■ Instructions for the task ■
Take the entries below and reproduce them word for word.

(Stored entries)
────────────────

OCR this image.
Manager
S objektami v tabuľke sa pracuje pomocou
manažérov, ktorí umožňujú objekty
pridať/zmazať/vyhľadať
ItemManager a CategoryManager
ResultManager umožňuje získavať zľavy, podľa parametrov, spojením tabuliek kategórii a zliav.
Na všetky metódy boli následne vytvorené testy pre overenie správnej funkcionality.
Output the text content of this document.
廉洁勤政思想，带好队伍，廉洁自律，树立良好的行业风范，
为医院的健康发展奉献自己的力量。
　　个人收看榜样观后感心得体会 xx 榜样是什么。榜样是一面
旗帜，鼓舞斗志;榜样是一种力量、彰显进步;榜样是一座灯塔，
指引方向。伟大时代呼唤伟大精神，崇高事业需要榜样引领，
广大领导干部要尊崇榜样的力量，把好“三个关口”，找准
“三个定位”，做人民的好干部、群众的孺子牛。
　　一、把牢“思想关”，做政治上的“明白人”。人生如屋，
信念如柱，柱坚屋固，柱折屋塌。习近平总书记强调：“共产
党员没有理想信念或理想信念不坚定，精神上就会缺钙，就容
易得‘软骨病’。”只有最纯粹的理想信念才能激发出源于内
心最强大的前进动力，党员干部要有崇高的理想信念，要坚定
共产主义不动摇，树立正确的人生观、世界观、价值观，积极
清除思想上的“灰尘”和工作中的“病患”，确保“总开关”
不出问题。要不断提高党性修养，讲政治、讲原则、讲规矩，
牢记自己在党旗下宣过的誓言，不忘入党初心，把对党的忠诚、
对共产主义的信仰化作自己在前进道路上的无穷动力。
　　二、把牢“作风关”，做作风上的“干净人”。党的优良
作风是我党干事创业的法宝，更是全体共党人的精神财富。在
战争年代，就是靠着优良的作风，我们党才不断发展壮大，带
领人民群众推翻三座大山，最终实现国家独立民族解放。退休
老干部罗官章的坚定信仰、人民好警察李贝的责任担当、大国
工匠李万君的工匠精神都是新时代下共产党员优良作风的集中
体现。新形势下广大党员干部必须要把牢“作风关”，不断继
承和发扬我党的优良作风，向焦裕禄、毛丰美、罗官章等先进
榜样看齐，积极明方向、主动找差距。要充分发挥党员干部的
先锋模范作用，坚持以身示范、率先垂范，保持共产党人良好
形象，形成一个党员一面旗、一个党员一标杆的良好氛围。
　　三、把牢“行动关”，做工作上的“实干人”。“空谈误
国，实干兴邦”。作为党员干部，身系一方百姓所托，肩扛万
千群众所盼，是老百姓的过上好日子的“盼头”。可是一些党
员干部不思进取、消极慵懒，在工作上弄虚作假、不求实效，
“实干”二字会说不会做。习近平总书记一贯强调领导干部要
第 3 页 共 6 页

────────────────

■ Result of the task ■
OCR this image.
Manager
S objektami v tabuľke sa pracuje pomocou
manažérov, ktorí umožňujú objekty
pridať/zmazať/vyhľadať
ItemManager a CategoryManager
ResultManager umožňuje získavať zľavy, podľa parametrov, spojením tabuliek kategórii a zliav.
Na všetky metódy boli následne vytvorené testy pre overenie správnej funkcionality.
Output the text content of this document.
廉洁勤政思想，带好队伍，廉洁自律，树立良好的行业风范，
为医院的健康发展奉献自己的力量。
　　个人收看榜样观后感心得体会 xx 榜样是什么。榜样是一面
旗帜，鼓舞斗志;榜样是一种力量、彰显进步;榜样是一座灯塔，
指引方向。伟大时代呼唤伟大精神，崇高事业需要榜样引领，
广大领导干部要尊崇榜样的力量，把好“三个关口”，找准
“三个定位”，做人民的好干部、群众的孺子牛。
　　一、把牢“思想关”，做政治上的“明白人”。人生如屋，
信念如柱，柱坚屋固，柱折屋塌。习近平总书记强调：“共产
党员没有理想信念或理想信念不坚定，精神上就会缺钙，就容
易得‘软骨病’。”只有最纯粹的理想信念才能激发出源于内
心最强大的前进动力，党员干部要有崇高的理想信念，要坚定
共产主义不动摇，树立正确的人生观、世界观、价值观，积极
清除思想上的“灰尘”和工作中的“病患”，确保“总开关”
不出问题。要不断提高党性修养，讲政治、讲原则、讲规矩，
牢记自己在党旗下宣过的誓言，不忘入党初心，把对党的忠诚、
对共产主义的信仰化作自己在前进道路上的无穷动力。
　　二、把牢“作风关”，做作风上的“干净人”。党的优良
作风是我党干事创业的法宝，更是全体共党人的精神财富。在
战争年代，就是靠着优良的作风，我们党才不断发展壮大，带
领人民群众推翻三座大山，最终实现国家独立民族解放。退休
老干部罗官章的坚定信仰、人民好警察李贝的责任担当、大国
工匠李万君的工匠精神都是新时代下共产党员优良作风的集中
体现。新形势下广大党员干部必须要把牢“作风关”，不断继
承和发扬我党的优良作风，向焦裕禄、毛丰美、罗官章等先进
榜样看齐，积极明方向、主动找差距。要充分发挥党员干部的
先锋模范作用，坚持以身示范、率先垂范，保持共产党人良好
形象，形成一个党员一面旗、一个党员一标杆的良好氛围。
　　三、把牢“行动关”，做工作上的“实干人”。“空谈误
国，实干兴邦”。作为党员干部，身系一方百姓所托，肩扛万
千群众所盼，是老百姓的过上好日子的“盼头”。可是一些党
员干部不思进取、消极慵懒，在工作上弄虚作假、不求实效，
“实干”二字会说不会做。习近平总书记一贯强调领导干部要
第 3 页 共 6 页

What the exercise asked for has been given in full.